Entries provided =

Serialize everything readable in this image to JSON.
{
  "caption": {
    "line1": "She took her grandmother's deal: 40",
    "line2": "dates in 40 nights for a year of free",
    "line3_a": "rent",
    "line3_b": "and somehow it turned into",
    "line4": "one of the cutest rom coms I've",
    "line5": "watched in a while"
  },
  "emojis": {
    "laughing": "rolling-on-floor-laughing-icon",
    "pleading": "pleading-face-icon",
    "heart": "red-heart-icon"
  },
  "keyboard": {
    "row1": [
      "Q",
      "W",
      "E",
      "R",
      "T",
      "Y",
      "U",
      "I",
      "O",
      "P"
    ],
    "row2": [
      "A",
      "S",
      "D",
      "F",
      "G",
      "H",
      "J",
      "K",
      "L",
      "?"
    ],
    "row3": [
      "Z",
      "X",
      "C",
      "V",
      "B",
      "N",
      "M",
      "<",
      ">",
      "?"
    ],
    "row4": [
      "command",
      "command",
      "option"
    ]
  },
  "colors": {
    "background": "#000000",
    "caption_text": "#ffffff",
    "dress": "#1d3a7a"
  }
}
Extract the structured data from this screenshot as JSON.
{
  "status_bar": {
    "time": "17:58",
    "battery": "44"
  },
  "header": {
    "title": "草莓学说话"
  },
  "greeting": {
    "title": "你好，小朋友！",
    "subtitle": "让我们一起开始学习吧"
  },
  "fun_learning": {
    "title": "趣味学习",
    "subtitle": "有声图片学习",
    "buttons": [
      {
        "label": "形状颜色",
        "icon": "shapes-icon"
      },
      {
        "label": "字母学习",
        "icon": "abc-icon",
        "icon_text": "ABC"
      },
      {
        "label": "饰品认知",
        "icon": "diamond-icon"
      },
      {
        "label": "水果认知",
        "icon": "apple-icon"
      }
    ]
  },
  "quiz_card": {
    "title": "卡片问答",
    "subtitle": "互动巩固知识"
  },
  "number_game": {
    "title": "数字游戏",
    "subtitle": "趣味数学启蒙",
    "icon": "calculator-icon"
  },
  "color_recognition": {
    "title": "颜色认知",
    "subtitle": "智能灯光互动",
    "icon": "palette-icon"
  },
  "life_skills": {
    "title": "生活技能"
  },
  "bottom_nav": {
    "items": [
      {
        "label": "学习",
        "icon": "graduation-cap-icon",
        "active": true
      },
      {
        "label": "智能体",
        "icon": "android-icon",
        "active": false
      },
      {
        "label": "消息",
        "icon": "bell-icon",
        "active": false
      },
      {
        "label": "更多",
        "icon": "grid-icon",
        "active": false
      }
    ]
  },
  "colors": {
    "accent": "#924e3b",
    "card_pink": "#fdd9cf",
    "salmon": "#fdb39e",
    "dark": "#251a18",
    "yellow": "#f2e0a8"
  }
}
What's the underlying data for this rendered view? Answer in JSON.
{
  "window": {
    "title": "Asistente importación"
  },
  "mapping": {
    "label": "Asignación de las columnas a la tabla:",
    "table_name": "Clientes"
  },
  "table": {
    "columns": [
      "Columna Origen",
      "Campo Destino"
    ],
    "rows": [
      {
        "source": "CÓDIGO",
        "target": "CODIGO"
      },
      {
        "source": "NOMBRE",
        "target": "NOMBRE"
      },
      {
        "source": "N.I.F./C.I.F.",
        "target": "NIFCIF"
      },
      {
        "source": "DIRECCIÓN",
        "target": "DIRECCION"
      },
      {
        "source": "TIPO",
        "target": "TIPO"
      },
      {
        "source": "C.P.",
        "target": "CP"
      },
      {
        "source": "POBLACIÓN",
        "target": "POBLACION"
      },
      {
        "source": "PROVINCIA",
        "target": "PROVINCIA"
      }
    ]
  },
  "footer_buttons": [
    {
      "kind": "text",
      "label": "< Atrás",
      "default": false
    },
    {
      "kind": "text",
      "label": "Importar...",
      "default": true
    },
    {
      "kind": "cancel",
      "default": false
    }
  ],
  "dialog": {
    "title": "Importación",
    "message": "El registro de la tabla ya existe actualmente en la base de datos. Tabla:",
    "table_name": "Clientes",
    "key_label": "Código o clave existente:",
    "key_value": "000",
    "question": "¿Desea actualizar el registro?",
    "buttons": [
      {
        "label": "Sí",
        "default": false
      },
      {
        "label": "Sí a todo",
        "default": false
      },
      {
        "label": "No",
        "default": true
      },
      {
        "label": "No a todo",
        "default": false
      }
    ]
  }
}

Short problem = Every entry above should be retyped exactly as shown.

Exercise answer =
Serialize everything readable in this image to JSON.
{
  "caption": {
    "line1": "She took her grandmother's deal: 40",
    "line2": "dates in 40 nights for a year of free",
    "line3_a": "rent",
    "line3_b": "and somehow it turned into",
    "line4": "one of the cutest rom coms I've",
    "line5": "watched in a while"
  },
  "emojis": {
    "laughing": "rolling-on-floor-laughing-icon",
    "pleading": "pleading-face-icon",
    "heart": "red-heart-icon"
  },
  "keyboard": {
    "row1": [
      "Q",
      "W",
      "E",
      "R",
      "T",
      "Y",
      "U",
      "I",
      "O",
      "P"
    ],
    "row2": [
      "A",
      "S",
      "D",
      "F",
      "G",
      "H",
      "J",
      "K",
      "L",
      "?"
    ],
    "row3": [
      "Z",
      "X",
      "C",
      "V",
      "B",
      "N",
      "M",
      "<",
      ">",
      "?"
    ],
    "row4": [
      "command",
      "command",
      "option"
    ]
  },
  "colors": {
    "background": "#000000",
    "caption_text": "#ffffff",
    "dress": "#1d3a7a"
  }
}
Extract the structured data from this screenshot as JSON.
{
  "status_bar": {
    "time": "17:58",
    "battery": "44"
  },
  "header": {
    "title": "草莓学说话"
  },
  "greeting": {
    "title": "你好，小朋友！",
    "subtitle": "让我们一起开始学习吧"
  },
  "fun_learning": {
    "title": "趣味学习",
    "subtitle": "有声图片学习",
    "buttons": [
      {
        "label": "形状颜色",
        "icon": "shapes-icon"
      },
      {
        "label": "字母学习",
        "icon": "abc-icon",
        "icon_text": "ABC"
      },
      {
        "label": "饰品认知",
        "icon": "diamond-icon"
      },
      {
        "label": "水果认知",
        "icon": "apple-icon"
      }
    ]
  },
  "quiz_card": {
    "title": "卡片问答",
    "subtitle": "互动巩固知识"
  },
  "number_game": {
    "title": "数字游戏",
    "subtitle": "趣味数学启蒙",
    "icon": "calculator-icon"
  },
  "color_recognition": {
    "title": "颜色认知",
    "subtitle": "智能灯光互动",
    "icon": "palette-icon"
  },
  "life_skills": {
    "title": "生活技能"
  },
  "bottom_nav": {
    "items": [
      {
        "label": "学习",
        "icon": "graduation-cap-icon",
        "active": true
      },
      {
        "label": "智能体",
        "icon": "android-icon",
        "active": false
      },
      {
        "label": "消息",
        "icon": "bell-icon",
        "active": false
      },
      {
        "label": "更多",
        "icon": "grid-icon",
        "active": false
      }
    ]
  },
  "colors": {
    "accent": "#924e3b",
    "card_pink": "#fdd9cf",
    "salmon": "#fdb39e",
    "dark": "#251a18",
    "yellow": "#f2e0a8"
  }
}
What's the underlying data for this rendered view? Answer in JSON.
{
  "window": {
    "title": "Asistente importación"
  },
  "mapping": {
    "label": "Asignación de las columnas a la tabla:",
    "table_name": "Clientes"
  },
  "table": {
    "columns": [
      "Columna Origen",
      "Campo Destino"
    ],
    "rows": [
      {
        "source": "CÓDIGO",
        "target": "CODIGO"
      },
      {
        "source": "NOMBRE",
        "target": "NOMBRE"
      },
      {
        "source": "N.I.F./C.I.F.",
        "target": "NIFCIF"
      },
      {
        "source": "DIRECCIÓN",
        "target": "DIRECCION"
      },
      {
        "source": "TIPO",
        "target": "TIPO"
      },
      {
        "source": "C.P.",
        "target": "CP"
      },
      {
        "source": "POBLACIÓN",
        "target": "POBLACION"
      },
      {
        "source": "PROVINCIA",
        "target": "PROVINCIA"
      }
    ]
  },
  "footer_buttons": [
    {
      "kind": "text",
      "label": "< Atrás",
      "default": false
    },
    {
      "kind": "text",
      "label": "Importar...",
      "default": true
    },
    {
      "kind": "cancel",
      "default": false
    }
  ],
  "dialog": {
    "title": "Importación",
    "message": "El registro de la tabla ya existe actualmente en la base de datos. Tabla:",
    "table_name": "Clientes",
    "key_label": "Código o clave existente:",
    "key_value": "000",
    "question": "¿Desea actualizar el registro?",
    "buttons": [
      {
        "label": "Sí",
        "default": false
      },
      {
        "label": "Sí a todo",
        "default": false
      },
      {
        "label": "No",
        "default": true
      },
      {
        "label": "No a todo",
        "default": false
      }
    ]
  }
}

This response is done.